__Source records__:
▬▬▬▬▬▬

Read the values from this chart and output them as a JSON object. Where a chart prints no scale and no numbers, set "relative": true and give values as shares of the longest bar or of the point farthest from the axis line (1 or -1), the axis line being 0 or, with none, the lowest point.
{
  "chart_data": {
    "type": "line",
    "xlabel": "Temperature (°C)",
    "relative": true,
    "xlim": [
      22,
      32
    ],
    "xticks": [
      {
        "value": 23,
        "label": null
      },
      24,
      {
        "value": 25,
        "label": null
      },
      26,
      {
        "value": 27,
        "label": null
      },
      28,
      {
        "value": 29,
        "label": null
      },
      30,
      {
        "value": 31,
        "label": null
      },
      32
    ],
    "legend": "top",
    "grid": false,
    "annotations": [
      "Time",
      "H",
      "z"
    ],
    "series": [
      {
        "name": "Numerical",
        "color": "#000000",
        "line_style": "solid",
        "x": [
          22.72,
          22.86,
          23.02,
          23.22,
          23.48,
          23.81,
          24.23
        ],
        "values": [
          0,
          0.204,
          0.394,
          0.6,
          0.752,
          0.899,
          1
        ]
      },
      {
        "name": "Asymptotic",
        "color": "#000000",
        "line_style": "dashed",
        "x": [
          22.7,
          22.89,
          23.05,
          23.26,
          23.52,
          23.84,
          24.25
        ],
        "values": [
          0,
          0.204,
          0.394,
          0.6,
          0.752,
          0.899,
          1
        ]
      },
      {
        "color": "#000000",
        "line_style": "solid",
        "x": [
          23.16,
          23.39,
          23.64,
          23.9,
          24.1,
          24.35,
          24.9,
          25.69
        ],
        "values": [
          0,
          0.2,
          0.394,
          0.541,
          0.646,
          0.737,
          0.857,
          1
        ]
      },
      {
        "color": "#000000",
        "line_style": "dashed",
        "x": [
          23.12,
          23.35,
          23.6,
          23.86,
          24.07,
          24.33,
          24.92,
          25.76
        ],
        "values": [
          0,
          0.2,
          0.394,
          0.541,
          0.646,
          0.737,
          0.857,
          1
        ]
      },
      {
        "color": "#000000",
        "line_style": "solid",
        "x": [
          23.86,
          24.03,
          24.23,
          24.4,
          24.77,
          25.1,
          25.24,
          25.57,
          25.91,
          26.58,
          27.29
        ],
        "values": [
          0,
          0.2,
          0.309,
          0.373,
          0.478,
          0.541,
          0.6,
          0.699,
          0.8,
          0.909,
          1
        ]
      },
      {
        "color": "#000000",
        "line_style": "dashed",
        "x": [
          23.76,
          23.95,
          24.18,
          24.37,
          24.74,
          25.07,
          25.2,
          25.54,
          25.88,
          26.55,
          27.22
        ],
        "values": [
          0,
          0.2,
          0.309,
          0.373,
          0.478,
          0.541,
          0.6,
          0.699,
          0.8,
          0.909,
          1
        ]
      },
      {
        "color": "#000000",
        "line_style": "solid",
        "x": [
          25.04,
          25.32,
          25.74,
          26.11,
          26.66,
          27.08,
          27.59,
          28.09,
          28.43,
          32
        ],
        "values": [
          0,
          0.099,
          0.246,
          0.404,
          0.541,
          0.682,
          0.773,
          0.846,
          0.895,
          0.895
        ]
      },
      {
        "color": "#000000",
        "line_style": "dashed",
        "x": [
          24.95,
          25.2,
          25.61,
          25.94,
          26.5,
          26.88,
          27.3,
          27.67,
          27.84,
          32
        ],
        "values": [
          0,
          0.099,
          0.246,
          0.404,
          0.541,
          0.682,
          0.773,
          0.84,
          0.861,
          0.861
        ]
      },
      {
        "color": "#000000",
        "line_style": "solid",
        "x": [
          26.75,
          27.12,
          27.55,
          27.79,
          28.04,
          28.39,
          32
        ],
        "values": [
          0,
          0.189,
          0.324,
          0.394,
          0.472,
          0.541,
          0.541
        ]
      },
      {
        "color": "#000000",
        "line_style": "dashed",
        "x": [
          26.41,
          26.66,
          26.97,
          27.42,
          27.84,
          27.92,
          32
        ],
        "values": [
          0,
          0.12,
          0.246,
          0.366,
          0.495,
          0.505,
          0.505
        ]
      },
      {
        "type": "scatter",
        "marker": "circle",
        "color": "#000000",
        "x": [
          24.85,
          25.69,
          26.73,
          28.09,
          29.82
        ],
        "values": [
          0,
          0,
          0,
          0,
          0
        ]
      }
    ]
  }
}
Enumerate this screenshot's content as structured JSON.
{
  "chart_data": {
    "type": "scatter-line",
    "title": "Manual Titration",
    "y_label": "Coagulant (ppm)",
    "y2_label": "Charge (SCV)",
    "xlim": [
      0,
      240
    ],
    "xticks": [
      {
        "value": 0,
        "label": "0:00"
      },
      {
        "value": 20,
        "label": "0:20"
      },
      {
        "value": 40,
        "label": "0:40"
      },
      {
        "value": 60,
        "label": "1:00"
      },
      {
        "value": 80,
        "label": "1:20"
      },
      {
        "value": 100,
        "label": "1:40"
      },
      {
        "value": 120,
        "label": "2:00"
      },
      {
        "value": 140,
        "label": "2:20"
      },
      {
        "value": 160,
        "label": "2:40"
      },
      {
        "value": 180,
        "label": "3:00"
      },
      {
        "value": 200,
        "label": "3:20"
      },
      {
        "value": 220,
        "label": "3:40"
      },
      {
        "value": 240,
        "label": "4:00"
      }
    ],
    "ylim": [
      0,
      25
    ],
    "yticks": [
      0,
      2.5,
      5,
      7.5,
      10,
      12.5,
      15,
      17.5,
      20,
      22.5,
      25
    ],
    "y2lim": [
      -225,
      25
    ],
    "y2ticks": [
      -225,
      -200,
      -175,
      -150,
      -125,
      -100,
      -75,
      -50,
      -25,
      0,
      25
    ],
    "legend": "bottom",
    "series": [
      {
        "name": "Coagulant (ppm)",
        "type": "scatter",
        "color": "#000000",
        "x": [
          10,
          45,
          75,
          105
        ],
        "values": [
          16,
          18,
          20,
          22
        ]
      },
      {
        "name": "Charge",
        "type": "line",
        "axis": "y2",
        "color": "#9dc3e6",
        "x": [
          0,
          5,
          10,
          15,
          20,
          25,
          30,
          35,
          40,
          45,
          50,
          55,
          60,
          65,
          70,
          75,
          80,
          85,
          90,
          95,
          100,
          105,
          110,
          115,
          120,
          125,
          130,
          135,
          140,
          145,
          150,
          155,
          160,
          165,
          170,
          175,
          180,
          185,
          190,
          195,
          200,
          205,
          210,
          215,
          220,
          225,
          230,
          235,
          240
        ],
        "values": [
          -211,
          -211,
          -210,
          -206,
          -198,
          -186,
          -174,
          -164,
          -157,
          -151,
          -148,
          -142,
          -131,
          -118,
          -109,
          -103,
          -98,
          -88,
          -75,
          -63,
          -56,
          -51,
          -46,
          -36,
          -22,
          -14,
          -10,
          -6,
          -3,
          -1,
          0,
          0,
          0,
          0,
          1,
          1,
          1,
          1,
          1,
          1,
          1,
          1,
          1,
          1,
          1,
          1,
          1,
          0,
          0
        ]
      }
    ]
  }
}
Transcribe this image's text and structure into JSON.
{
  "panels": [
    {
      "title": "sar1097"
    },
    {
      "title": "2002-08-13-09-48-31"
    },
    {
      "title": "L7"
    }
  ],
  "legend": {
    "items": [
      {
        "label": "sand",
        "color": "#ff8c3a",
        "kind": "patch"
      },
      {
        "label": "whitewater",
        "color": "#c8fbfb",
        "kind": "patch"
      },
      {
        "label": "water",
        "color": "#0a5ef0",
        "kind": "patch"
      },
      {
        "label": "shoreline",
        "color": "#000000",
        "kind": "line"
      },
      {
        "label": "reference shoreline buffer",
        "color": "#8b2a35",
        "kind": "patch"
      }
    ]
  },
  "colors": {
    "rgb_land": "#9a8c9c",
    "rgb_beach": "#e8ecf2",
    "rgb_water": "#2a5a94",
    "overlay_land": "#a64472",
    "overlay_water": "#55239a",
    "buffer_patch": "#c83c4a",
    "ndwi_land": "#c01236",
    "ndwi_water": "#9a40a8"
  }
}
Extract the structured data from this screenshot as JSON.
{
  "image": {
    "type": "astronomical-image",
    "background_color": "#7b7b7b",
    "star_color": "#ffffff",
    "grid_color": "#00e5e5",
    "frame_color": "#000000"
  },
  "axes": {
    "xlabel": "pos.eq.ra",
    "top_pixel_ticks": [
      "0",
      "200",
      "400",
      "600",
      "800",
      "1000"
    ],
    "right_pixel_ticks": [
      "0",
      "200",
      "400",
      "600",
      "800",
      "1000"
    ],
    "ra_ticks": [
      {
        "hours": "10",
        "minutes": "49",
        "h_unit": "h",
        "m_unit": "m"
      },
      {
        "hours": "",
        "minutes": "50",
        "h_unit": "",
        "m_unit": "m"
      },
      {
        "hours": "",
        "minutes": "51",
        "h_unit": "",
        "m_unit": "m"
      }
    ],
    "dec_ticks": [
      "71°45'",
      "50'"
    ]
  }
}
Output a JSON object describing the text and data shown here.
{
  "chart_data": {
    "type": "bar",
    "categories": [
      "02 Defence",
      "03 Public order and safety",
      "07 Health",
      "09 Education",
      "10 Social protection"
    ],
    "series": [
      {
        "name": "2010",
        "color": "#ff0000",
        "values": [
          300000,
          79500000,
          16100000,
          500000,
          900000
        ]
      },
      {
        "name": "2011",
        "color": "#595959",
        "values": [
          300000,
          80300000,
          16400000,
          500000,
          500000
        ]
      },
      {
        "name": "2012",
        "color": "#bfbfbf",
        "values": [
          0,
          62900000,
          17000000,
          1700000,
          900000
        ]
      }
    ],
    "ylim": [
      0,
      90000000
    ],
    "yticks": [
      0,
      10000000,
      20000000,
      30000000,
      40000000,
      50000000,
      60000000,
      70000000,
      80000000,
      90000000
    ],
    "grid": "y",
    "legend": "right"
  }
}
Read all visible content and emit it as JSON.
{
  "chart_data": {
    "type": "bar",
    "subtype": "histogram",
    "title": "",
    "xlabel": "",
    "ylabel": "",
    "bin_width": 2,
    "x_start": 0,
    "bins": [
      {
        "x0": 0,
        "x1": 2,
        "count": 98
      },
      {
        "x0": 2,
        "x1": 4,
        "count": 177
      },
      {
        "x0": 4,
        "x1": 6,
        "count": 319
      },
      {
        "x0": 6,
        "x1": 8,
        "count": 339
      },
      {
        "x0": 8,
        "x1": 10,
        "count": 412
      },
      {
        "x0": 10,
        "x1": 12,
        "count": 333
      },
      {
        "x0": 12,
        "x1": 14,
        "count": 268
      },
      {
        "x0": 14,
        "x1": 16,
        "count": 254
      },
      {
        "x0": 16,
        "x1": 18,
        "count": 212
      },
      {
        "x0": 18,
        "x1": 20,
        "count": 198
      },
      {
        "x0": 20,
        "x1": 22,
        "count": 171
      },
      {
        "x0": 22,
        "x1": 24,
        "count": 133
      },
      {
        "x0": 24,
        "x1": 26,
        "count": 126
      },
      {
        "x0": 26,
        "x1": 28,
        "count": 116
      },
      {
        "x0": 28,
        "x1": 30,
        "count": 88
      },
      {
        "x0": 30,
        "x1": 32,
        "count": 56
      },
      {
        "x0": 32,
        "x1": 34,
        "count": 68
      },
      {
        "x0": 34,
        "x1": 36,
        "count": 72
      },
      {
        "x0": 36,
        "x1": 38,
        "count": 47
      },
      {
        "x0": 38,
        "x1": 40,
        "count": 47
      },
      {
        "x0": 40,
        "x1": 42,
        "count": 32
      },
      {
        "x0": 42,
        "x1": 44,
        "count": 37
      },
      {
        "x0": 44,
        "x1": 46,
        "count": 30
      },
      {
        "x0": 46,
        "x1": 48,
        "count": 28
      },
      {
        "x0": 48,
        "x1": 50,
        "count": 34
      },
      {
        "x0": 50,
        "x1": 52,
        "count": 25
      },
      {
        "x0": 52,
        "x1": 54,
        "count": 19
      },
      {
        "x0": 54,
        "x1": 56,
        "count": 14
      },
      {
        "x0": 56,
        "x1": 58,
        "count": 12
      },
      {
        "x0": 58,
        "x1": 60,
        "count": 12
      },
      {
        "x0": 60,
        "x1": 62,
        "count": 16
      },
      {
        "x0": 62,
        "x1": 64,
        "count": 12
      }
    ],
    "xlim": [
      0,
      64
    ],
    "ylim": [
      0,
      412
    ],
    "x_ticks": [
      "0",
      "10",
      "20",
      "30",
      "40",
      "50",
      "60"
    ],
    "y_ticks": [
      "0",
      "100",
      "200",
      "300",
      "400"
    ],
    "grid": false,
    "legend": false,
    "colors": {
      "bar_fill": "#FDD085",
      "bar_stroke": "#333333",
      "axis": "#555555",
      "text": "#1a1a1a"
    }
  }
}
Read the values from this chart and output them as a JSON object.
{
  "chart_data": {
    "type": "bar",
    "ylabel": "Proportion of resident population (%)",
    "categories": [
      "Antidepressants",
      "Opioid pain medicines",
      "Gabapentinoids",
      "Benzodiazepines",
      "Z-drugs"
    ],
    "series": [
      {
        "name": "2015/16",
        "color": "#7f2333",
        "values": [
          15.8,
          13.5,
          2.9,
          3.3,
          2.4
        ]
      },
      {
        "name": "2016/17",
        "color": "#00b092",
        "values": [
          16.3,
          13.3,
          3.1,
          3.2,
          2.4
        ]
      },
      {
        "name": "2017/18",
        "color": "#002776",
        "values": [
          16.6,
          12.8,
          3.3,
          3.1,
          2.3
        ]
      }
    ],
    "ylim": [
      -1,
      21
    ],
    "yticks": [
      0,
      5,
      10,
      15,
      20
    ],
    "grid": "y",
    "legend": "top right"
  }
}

▬▬▬▬▬▬

__Exercise__:
Going through the data above, count the lines where the string "Read" appears, and answer with only that number.

__Reply to the exercise__:
3